Extract the records in full, leaving every picture out.

[Start]

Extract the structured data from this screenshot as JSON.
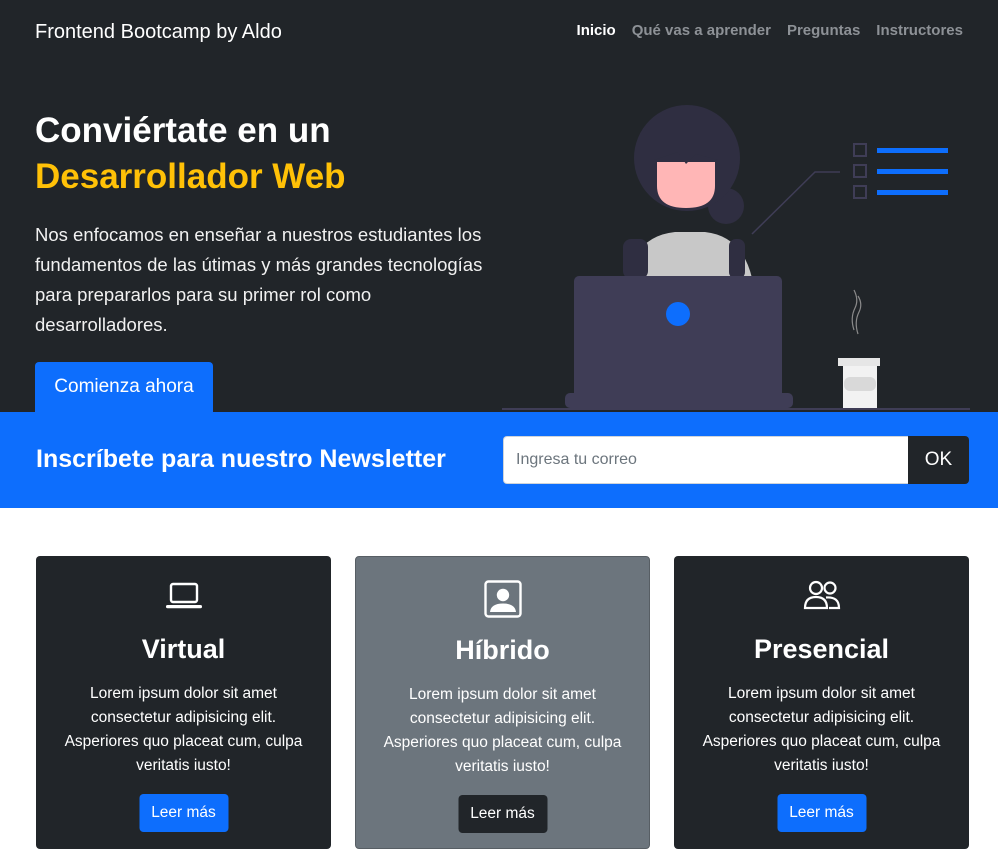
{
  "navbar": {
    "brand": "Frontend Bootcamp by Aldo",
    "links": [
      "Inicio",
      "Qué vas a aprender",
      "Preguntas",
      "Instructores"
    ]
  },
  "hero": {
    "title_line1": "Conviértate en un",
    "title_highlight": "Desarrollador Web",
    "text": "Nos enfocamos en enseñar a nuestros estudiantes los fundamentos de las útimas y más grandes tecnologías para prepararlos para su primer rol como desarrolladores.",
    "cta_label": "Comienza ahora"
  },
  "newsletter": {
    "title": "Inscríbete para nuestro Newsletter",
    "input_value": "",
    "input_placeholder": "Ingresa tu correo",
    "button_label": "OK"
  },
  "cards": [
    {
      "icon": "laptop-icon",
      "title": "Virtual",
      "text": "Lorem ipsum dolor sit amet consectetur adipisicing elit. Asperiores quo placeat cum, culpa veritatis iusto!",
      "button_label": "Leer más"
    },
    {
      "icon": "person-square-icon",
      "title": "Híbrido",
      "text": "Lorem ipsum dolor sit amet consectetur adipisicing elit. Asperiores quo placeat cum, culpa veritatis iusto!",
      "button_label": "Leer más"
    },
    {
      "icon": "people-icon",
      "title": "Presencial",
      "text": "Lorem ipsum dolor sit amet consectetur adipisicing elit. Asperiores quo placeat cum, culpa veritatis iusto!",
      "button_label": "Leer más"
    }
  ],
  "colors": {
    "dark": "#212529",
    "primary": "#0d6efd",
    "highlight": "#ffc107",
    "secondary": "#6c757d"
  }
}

[End]

● Correct answer:
Extract the structured data from this screenshot as JSON.
{
  "navbar": {
    "brand": "Frontend Bootcamp by Aldo",
    "links": [
      "Inicio",
      "Qué vas a aprender",
      "Preguntas",
      "Instructores"
    ]
  },
  "hero": {
    "title_line1": "Conviértate en un",
    "title_highlight": "Desarrollador Web",
    "text": "Nos enfocamos en enseñar a nuestros estudiantes los fundamentos de las útimas y más grandes tecnologías para prepararlos para su primer rol como desarrolladores.",
    "cta_label": "Comienza ahora"
  },
  "newsletter": {
    "title": "Inscríbete para nuestro Newsletter",
    "input_value": "",
    "input_placeholder": "Ingresa tu correo",
    "button_label": "OK"
  },
  "cards": [
    {
      "icon": "laptop-icon",
      "title": "Virtual",
      "text": "Lorem ipsum dolor sit amet consectetur adipisicing elit. Asperiores quo placeat cum, culpa veritatis iusto!",
      "button_label": "Leer más"
    },
    {
      "icon": "person-square-icon",
      "title": "Híbrido",
      "text": "Lorem ipsum dolor sit amet consectetur adipisicing elit. Asperiores quo placeat cum, culpa veritatis iusto!",
      "button_label": "Leer más"
    },
    {
      "icon": "people-icon",
      "title": "Presencial",
      "text": "Lorem ipsum dolor sit amet consectetur adipisicing elit. Asperiores quo placeat cum, culpa veritatis iusto!",
      "button_label": "Leer más"
    }
  ],
  "colors": {
    "dark": "#212529",
    "primary": "#0d6efd",
    "highlight": "#ffc107",
    "secondary": "#6c757d"
  }
}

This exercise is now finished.